**Challenge:** Reproduce every one of the following rows verbatim, keeping each line as it stands.

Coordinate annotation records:
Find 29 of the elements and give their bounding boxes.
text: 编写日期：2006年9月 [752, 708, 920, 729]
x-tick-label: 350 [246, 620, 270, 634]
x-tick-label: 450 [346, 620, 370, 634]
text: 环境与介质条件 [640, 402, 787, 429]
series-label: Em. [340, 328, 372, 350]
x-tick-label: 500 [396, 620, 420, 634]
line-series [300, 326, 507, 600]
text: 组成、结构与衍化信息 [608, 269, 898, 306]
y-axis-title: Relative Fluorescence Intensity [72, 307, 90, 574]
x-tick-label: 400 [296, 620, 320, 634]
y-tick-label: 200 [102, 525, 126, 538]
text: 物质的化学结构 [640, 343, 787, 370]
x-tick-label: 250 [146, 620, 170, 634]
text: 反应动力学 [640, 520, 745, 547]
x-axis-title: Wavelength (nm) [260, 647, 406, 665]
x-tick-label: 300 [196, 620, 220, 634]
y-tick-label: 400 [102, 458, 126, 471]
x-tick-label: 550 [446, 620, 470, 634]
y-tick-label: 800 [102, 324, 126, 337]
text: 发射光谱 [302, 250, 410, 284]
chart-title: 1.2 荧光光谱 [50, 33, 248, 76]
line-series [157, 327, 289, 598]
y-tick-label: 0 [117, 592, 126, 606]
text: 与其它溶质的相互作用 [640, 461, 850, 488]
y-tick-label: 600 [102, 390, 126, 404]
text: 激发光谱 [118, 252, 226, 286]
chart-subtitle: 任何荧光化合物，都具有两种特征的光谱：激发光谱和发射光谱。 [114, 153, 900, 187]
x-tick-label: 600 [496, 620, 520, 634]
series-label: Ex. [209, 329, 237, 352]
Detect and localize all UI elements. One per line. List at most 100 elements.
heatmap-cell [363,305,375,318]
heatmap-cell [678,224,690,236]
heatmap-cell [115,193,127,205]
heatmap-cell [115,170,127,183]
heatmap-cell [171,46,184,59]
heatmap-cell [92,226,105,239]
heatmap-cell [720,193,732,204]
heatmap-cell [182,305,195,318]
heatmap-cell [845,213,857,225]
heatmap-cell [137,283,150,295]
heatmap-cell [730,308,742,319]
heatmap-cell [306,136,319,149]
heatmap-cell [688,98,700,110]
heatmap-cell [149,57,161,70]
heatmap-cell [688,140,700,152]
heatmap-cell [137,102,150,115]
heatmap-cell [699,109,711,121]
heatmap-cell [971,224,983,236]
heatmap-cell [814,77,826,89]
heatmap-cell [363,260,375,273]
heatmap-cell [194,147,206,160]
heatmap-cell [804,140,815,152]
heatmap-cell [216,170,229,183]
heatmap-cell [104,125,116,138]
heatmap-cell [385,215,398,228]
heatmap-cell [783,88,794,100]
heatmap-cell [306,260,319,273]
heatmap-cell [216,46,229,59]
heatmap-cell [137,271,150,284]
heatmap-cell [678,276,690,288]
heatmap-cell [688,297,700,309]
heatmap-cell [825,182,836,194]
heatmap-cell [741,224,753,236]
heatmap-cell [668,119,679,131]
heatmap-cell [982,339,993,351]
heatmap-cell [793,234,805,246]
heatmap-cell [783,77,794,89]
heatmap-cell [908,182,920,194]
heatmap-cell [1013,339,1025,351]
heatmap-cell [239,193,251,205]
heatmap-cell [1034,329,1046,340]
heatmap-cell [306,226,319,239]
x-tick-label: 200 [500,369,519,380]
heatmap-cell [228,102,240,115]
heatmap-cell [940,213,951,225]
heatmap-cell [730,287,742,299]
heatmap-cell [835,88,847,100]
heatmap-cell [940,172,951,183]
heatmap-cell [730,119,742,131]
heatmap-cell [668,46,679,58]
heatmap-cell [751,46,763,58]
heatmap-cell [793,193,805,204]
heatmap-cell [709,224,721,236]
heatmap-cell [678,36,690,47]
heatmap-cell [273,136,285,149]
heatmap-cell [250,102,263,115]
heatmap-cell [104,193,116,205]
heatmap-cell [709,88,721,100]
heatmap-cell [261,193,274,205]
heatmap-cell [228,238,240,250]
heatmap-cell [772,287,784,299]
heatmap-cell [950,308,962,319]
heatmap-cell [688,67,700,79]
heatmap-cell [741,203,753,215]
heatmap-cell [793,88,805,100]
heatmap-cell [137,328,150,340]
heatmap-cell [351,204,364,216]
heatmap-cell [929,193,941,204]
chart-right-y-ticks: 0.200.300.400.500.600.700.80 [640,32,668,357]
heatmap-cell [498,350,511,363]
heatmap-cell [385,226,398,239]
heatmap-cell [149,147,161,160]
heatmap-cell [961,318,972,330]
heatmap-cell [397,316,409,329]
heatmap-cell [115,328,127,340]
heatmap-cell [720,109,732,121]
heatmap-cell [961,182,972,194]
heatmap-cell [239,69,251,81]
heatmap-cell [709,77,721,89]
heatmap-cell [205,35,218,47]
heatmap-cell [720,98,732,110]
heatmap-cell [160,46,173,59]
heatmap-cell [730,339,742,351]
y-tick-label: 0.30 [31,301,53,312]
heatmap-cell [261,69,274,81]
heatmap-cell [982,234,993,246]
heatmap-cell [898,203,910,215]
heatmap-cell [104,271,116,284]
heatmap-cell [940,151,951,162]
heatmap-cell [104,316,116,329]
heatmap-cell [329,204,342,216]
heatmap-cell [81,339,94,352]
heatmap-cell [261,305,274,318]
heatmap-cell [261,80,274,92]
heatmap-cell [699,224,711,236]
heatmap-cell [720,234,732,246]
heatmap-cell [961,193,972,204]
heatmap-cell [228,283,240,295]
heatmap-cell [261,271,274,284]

**Problem solution:**
Find 29 of the elements and give their bounding boxes.
text: 编写日期：2006年9月 [752, 708, 920, 729]
x-tick-label: 350 [246, 620, 270, 634]
x-tick-label: 450 [346, 620, 370, 634]
text: 环境与介质条件 [640, 402, 787, 429]
series-label: Em. [340, 328, 372, 350]
x-tick-label: 500 [396, 620, 420, 634]
line-series [300, 326, 507, 600]
text: 组成、结构与衍化信息 [608, 269, 898, 306]
y-axis-title: Relative Fluorescence Intensity [72, 307, 90, 574]
x-tick-label: 400 [296, 620, 320, 634]
y-tick-label: 200 [102, 525, 126, 538]
text: 物质的化学结构 [640, 343, 787, 370]
x-tick-label: 250 [146, 620, 170, 634]
text: 反应动力学 [640, 520, 745, 547]
x-axis-title: Wavelength (nm) [260, 647, 406, 665]
x-tick-label: 300 [196, 620, 220, 634]
y-tick-label: 400 [102, 458, 126, 471]
x-tick-label: 550 [446, 620, 470, 634]
y-tick-label: 800 [102, 324, 126, 337]
text: 发射光谱 [302, 250, 410, 284]
chart-title: 1.2 荧光光谱 [50, 33, 248, 76]
line-series [157, 327, 289, 598]
y-tick-label: 0 [117, 592, 126, 606]
text: 与其它溶质的相互作用 [640, 461, 850, 488]
y-tick-label: 600 [102, 390, 126, 404]
text: 激发光谱 [118, 252, 226, 286]
chart-subtitle: 任何荧光化合物，都具有两种特征的光谱：激发光谱和发射光谱。 [114, 153, 900, 187]
x-tick-label: 600 [496, 620, 520, 634]
series-label: Ex. [209, 329, 237, 352]
Detect and localize all UI elements. One per line. List at most 100 elements.
heatmap-cell [363,305,375,318]
heatmap-cell [678,224,690,236]
heatmap-cell [115,193,127,205]
heatmap-cell [115,170,127,183]
heatmap-cell [171,46,184,59]
heatmap-cell [92,226,105,239]
heatmap-cell [720,193,732,204]
heatmap-cell [182,305,195,318]
heatmap-cell [845,213,857,225]
heatmap-cell [137,283,150,295]
heatmap-cell [730,308,742,319]
heatmap-cell [306,136,319,149]
heatmap-cell [688,98,700,110]
heatmap-cell [149,57,161,70]
heatmap-cell [688,140,700,152]
heatmap-cell [137,102,150,115]
heatmap-cell [699,109,711,121]
heatmap-cell [971,224,983,236]
heatmap-cell [814,77,826,89]
heatmap-cell [363,260,375,273]
heatmap-cell [194,147,206,160]
heatmap-cell [804,140,815,152]
heatmap-cell [216,170,229,183]
heatmap-cell [104,125,116,138]
heatmap-cell [385,215,398,228]
heatmap-cell [783,88,794,100]
heatmap-cell [306,260,319,273]
heatmap-cell [216,46,229,59]
heatmap-cell [137,271,150,284]
heatmap-cell [678,276,690,288]
heatmap-cell [688,297,700,309]
heatmap-cell [825,182,836,194]
heatmap-cell [741,224,753,236]
heatmap-cell [668,119,679,131]
heatmap-cell [982,339,993,351]
heatmap-cell [793,234,805,246]
heatmap-cell [783,77,794,89]
heatmap-cell [908,182,920,194]
heatmap-cell [1013,339,1025,351]
heatmap-cell [239,193,251,205]
heatmap-cell [1034,329,1046,340]
heatmap-cell [306,226,319,239]
x-tick-label: 200 [500,369,519,380]
heatmap-cell [228,102,240,115]
heatmap-cell [940,213,951,225]
heatmap-cell [730,287,742,299]
heatmap-cell [835,88,847,100]
heatmap-cell [940,172,951,183]
heatmap-cell [730,119,742,131]
heatmap-cell [668,46,679,58]
heatmap-cell [751,46,763,58]
heatmap-cell [793,193,805,204]
heatmap-cell [709,224,721,236]
heatmap-cell [678,36,690,47]
heatmap-cell [273,136,285,149]
heatmap-cell [250,102,263,115]
heatmap-cell [104,193,116,205]
heatmap-cell [709,88,721,100]
heatmap-cell [261,193,274,205]
heatmap-cell [228,238,240,250]
heatmap-cell [772,287,784,299]
heatmap-cell [950,308,962,319]
heatmap-cell [688,67,700,79]
heatmap-cell [741,203,753,215]
heatmap-cell [793,88,805,100]
heatmap-cell [137,328,150,340]
heatmap-cell [351,204,364,216]
heatmap-cell [929,193,941,204]
chart-right-y-ticks: 0.200.300.400.500.600.700.80 [640,32,668,357]
heatmap-cell [498,350,511,363]
heatmap-cell [385,226,398,239]
heatmap-cell [149,147,161,160]
heatmap-cell [961,318,972,330]
heatmap-cell [397,316,409,329]
heatmap-cell [115,328,127,340]
heatmap-cell [720,109,732,121]
heatmap-cell [961,182,972,194]
heatmap-cell [239,69,251,81]
heatmap-cell [709,77,721,89]
heatmap-cell [205,35,218,47]
heatmap-cell [720,98,732,110]
heatmap-cell [160,46,173,59]
heatmap-cell [730,339,742,351]
y-tick-label: 0.30 [31,301,53,312]
heatmap-cell [261,69,274,81]
heatmap-cell [982,234,993,246]
heatmap-cell [898,203,910,215]
heatmap-cell [104,271,116,284]
heatmap-cell [940,151,951,162]
heatmap-cell [104,316,116,329]
heatmap-cell [329,204,342,216]
heatmap-cell [81,339,94,352]
heatmap-cell [261,305,274,318]
heatmap-cell [261,80,274,92]
heatmap-cell [699,224,711,236]
heatmap-cell [720,234,732,246]
heatmap-cell [961,193,972,204]
heatmap-cell [228,283,240,295]
heatmap-cell [261,271,274,284]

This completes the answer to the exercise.